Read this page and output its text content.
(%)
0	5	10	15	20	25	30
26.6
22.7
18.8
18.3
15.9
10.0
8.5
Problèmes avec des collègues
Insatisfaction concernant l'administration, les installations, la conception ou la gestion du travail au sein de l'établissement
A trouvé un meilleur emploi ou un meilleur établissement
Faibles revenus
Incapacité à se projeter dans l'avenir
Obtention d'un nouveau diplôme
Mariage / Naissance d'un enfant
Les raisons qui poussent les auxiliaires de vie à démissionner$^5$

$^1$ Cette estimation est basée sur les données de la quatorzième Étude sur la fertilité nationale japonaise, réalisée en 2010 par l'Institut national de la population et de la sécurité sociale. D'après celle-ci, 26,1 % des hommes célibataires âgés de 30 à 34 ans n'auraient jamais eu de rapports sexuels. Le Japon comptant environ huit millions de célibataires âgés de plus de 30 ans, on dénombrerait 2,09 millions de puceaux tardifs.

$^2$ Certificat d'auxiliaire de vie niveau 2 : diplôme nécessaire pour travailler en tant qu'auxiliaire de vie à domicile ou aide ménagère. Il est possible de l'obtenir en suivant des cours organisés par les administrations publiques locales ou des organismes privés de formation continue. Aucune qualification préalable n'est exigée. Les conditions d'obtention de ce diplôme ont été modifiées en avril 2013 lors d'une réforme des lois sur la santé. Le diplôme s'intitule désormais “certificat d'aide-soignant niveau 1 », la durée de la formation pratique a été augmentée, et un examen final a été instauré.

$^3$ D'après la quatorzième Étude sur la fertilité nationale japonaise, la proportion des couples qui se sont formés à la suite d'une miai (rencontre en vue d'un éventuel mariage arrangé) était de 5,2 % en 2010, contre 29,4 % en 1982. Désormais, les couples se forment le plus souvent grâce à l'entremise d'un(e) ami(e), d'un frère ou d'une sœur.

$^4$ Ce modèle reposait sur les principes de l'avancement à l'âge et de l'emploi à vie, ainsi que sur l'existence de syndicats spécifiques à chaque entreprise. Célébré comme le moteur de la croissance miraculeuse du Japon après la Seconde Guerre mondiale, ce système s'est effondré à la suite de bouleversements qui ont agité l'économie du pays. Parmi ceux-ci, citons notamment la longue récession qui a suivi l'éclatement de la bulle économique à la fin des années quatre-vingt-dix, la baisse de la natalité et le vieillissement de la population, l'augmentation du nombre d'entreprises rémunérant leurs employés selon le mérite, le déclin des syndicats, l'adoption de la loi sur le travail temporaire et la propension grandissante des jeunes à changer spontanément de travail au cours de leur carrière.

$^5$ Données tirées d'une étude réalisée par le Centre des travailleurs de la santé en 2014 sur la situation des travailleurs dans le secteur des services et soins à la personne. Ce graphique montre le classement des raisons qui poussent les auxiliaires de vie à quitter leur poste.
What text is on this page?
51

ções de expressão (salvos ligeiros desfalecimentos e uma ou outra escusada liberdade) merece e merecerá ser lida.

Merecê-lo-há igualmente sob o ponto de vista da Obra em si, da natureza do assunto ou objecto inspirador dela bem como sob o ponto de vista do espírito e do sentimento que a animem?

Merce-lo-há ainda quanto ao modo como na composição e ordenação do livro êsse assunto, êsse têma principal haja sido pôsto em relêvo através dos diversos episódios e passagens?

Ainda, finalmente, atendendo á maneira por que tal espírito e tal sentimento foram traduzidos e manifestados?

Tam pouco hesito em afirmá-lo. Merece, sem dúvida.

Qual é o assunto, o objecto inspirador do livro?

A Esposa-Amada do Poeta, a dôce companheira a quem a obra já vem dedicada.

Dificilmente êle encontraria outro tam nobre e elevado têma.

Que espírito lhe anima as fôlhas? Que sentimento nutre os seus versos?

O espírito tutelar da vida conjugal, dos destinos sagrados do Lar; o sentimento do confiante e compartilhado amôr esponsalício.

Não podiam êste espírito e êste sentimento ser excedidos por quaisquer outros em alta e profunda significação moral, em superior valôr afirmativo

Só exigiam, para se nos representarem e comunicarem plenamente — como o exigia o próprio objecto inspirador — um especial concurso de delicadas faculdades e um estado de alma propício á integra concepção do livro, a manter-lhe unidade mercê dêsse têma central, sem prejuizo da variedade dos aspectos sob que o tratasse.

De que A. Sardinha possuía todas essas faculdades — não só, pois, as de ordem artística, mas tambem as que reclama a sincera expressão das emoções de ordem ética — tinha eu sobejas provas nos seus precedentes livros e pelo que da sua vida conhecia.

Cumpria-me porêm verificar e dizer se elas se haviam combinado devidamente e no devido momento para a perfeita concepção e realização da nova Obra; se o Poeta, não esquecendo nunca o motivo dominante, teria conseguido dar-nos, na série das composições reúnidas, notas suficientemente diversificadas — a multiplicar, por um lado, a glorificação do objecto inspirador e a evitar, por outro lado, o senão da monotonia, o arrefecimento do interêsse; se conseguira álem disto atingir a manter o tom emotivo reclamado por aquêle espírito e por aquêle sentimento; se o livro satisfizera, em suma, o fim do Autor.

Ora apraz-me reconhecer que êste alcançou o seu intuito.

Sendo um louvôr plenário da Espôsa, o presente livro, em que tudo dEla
---+---
→ TASK TO COMPLETE
Repeat each record exactly, leaving nothing out.

→ SOLUTION TO THIS EXERCISE
Read this page and output its text content.
(%)
0	5	10	15	20	25	30
26.6
22.7
18.8
18.3
15.9
10.0
8.5
Problèmes avec des collègues
Insatisfaction concernant l'administration, les installations, la conception ou la gestion du travail au sein de l'établissement
A trouvé un meilleur emploi ou un meilleur établissement
Faibles revenus
Incapacité à se projeter dans l'avenir
Obtention d'un nouveau diplôme
Mariage / Naissance d'un enfant
Les raisons qui poussent les auxiliaires de vie à démissionner$^5$

$^1$ Cette estimation est basée sur les données de la quatorzième Étude sur la fertilité nationale japonaise, réalisée en 2010 par l'Institut national de la population et de la sécurité sociale. D'après celle-ci, 26,1 % des hommes célibataires âgés de 30 à 34 ans n'auraient jamais eu de rapports sexuels. Le Japon comptant environ huit millions de célibataires âgés de plus de 30 ans, on dénombrerait 2,09 millions de puceaux tardifs.

$^2$ Certificat d'auxiliaire de vie niveau 2 : diplôme nécessaire pour travailler en tant qu'auxiliaire de vie à domicile ou aide ménagère. Il est possible de l'obtenir en suivant des cours organisés par les administrations publiques locales ou des organismes privés de formation continue. Aucune qualification préalable n'est exigée. Les conditions d'obtention de ce diplôme ont été modifiées en avril 2013 lors d'une réforme des lois sur la santé. Le diplôme s'intitule désormais “certificat d'aide-soignant niveau 1 », la durée de la formation pratique a été augmentée, et un examen final a été instauré.

$^3$ D'après la quatorzième Étude sur la fertilité nationale japonaise, la proportion des couples qui se sont formés à la suite d'une miai (rencontre en vue d'un éventuel mariage arrangé) était de 5,2 % en 2010, contre 29,4 % en 1982. Désormais, les couples se forment le plus souvent grâce à l'entremise d'un(e) ami(e), d'un frère ou d'une sœur.

$^4$ Ce modèle reposait sur les principes de l'avancement à l'âge et de l'emploi à vie, ainsi que sur l'existence de syndicats spécifiques à chaque entreprise. Célébré comme le moteur de la croissance miraculeuse du Japon après la Seconde Guerre mondiale, ce système s'est effondré à la suite de bouleversements qui ont agité l'économie du pays. Parmi ceux-ci, citons notamment la longue récession qui a suivi l'éclatement de la bulle économique à la fin des années quatre-vingt-dix, la baisse de la natalité et le vieillissement de la population, l'augmentation du nombre d'entreprises rémunérant leurs employés selon le mérite, le déclin des syndicats, l'adoption de la loi sur le travail temporaire et la propension grandissante des jeunes à changer spontanément de travail au cours de leur carrière.

$^5$ Données tirées d'une étude réalisée par le Centre des travailleurs de la santé en 2014 sur la situation des travailleurs dans le secteur des services et soins à la personne. Ce graphique montre le classement des raisons qui poussent les auxiliaires de vie à quitter leur poste.
What text is on this page?
51

ções de expressão (salvos ligeiros desfalecimentos e uma ou outra escusada liberdade) merece e merecerá ser lida.

Merecê-lo-há igualmente sob o ponto de vista da Obra em si, da natureza do assunto ou objecto inspirador dela bem como sob o ponto de vista do espírito e do sentimento que a animem?

Merce-lo-há ainda quanto ao modo como na composição e ordenação do livro êsse assunto, êsse têma principal haja sido pôsto em relêvo através dos diversos episódios e passagens?

Ainda, finalmente, atendendo á maneira por que tal espírito e tal sentimento foram traduzidos e manifestados?

Tam pouco hesito em afirmá-lo. Merece, sem dúvida.

Qual é o assunto, o objecto inspirador do livro?

A Esposa-Amada do Poeta, a dôce companheira a quem a obra já vem dedicada.

Dificilmente êle encontraria outro tam nobre e elevado têma.

Que espírito lhe anima as fôlhas? Que sentimento nutre os seus versos?

O espírito tutelar da vida conjugal, dos destinos sagrados do Lar; o sentimento do confiante e compartilhado amôr esponsalício.

Não podiam êste espírito e êste sentimento ser excedidos por quaisquer outros em alta e profunda significação moral, em superior valôr afirmativo

Só exigiam, para se nos representarem e comunicarem plenamente — como o exigia o próprio objecto inspirador — um especial concurso de delicadas faculdades e um estado de alma propício á integra concepção do livro, a manter-lhe unidade mercê dêsse têma central, sem prejuizo da variedade dos aspectos sob que o tratasse.

De que A. Sardinha possuía todas essas faculdades — não só, pois, as de ordem artística, mas tambem as que reclama a sincera expressão das emoções de ordem ética — tinha eu sobejas provas nos seus precedentes livros e pelo que da sua vida conhecia.

Cumpria-me porêm verificar e dizer se elas se haviam combinado devidamente e no devido momento para a perfeita concepção e realização da nova Obra; se o Poeta, não esquecendo nunca o motivo dominante, teria conseguido dar-nos, na série das composições reúnidas, notas suficientemente diversificadas — a multiplicar, por um lado, a glorificação do objecto inspirador e a evitar, por outro lado, o senão da monotonia, o arrefecimento do interêsse; se conseguira álem disto atingir a manter o tom emotivo reclamado por aquêle espírito e por aquêle sentimento; se o livro satisfizera, em suma, o fim do Autor.

Ora apraz-me reconhecer que êste alcançou o seu intuito.

Sendo um louvôr plenário da Espôsa, o presente livro, em que tudo dEla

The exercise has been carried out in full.